======== Data
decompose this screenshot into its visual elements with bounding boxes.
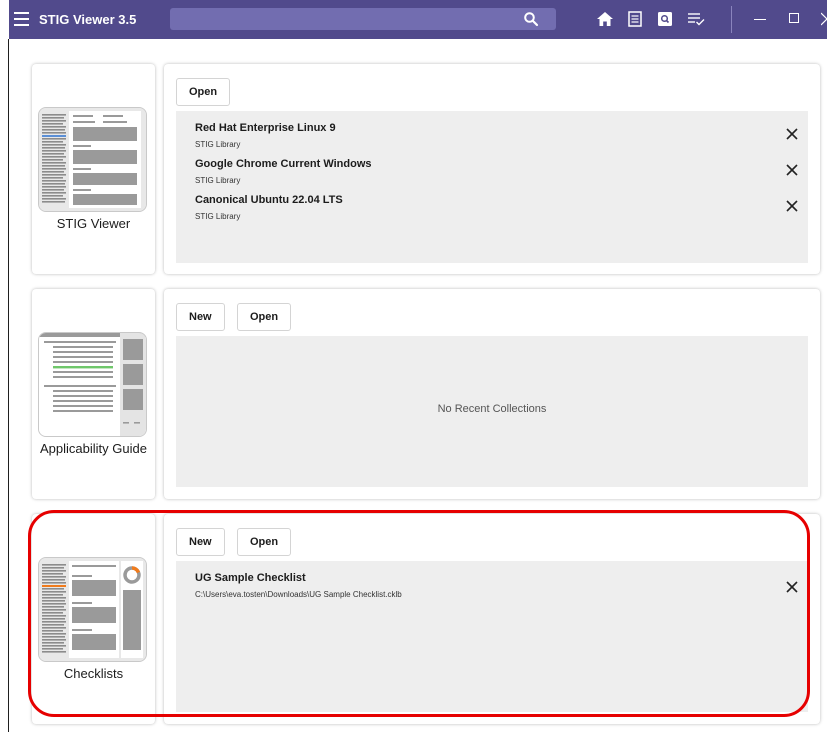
stig-viewer-label: STIG Viewer [56,216,131,231]
checklists-tile[interactable]: Checklists [32,514,155,724]
list-item-title: UG Sample Checklist [195,572,306,584]
list-item-subtitle: STIG Library [195,140,241,149]
list-item[interactable]: UG Sample Checklist C:\Users\eva.tosten\… [195,572,808,604]
applicability-guide-panel: New Open No Recent Collections [164,289,820,499]
list-item-subtitle: STIG Library [195,176,241,185]
applicability-guide-thumbnail [38,332,147,437]
checklist-icon[interactable] [687,11,705,27]
checklists-thumbnail [38,557,147,662]
checklists-label: Checklists [63,666,124,681]
remove-item-icon[interactable] [786,128,798,140]
list-item-title: Canonical Ubuntu 22.04 LTS [195,194,343,206]
recent-stigs-list: Red Hat Enterprise Linux 9 STIG Library … [176,111,808,263]
app-title: STIG Viewer 3.5 [39,12,137,27]
maximize-icon[interactable] [789,13,799,23]
list-item[interactable]: Google Chrome Current Windows STIG Libra… [195,158,808,190]
remove-item-icon[interactable] [786,200,798,212]
stig-viewer-thumbnail [38,107,147,212]
stig-viewer-tile[interactable]: STIG Viewer [32,64,155,274]
search-input[interactable] [170,8,556,30]
checklists-panel: New Open UG Sample Checklist C:\Users\ev… [164,514,820,724]
recent-collections-list: No Recent Collections [176,336,808,487]
list-item-title: Red Hat Enterprise Linux 9 [195,122,336,134]
close-icon[interactable] [821,12,827,26]
applicability-guide-tile[interactable]: Applicability Guide [32,289,155,499]
new-collection-button[interactable]: New [176,303,225,331]
list-item[interactable]: Canonical Ubuntu 22.04 LTS STIG Library [195,194,808,226]
list-item-subtitle: C:\Users\eva.tosten\Downloads\UG Sample … [195,590,402,599]
find-icon[interactable] [656,11,674,27]
empty-state-message: No Recent Collections [437,403,547,415]
search-icon[interactable] [523,11,539,27]
open-collection-button[interactable]: Open [237,303,292,331]
new-checklist-button[interactable]: New [176,528,225,556]
stig-viewer-panel: Open Red Hat Enterprise Linux 9 STIG Lib… [164,64,820,274]
applicability-guide-label: Applicability Guide [40,441,147,456]
open-stig-button[interactable]: Open [176,78,231,106]
library-icon[interactable] [626,11,644,27]
minimize-icon[interactable] [754,19,766,20]
window-controls-divider [731,6,732,33]
title-bar: STIG Viewer 3.5 [9,0,827,39]
window-edge [8,39,9,732]
list-item[interactable]: Red Hat Enterprise Linux 9 STIG Library [195,122,808,154]
remove-item-icon[interactable] [786,164,798,176]
app-window: STIG Viewer 3.5 STIG Viewer Open Red Hat… [0,0,827,732]
home-icon[interactable] [596,11,614,27]
list-item-title: Google Chrome Current Windows [195,158,372,170]
list-item-subtitle: STIG Library [195,212,241,221]
open-checklist-button[interactable]: Open [237,528,292,556]
menu-icon[interactable] [14,12,29,26]
remove-item-icon[interactable] [786,581,798,593]
recent-checklists-list: UG Sample Checklist C:\Users\eva.tosten\… [176,561,808,712]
================
Reproduce, without any change, the lines of the material from the line with "stig-viewer-label: STIG Viewer" to the line with "list-item-subtitle: STIG Library [195,176,241,185]", including both of those lines.

stig-viewer-label: STIG Viewer [56,216,131,231]
checklists-tile[interactable]: Checklists [32,514,155,724]
list-item-title: UG Sample Checklist [195,572,306,584]
list-item-subtitle: STIG Library [195,140,241,149]
list-item[interactable]: UG Sample Checklist C:\Users\eva.tosten\… [195,572,808,604]
applicability-guide-panel: New Open No Recent Collections [164,289,820,499]
list-item-subtitle: STIG Library [195,176,241,185]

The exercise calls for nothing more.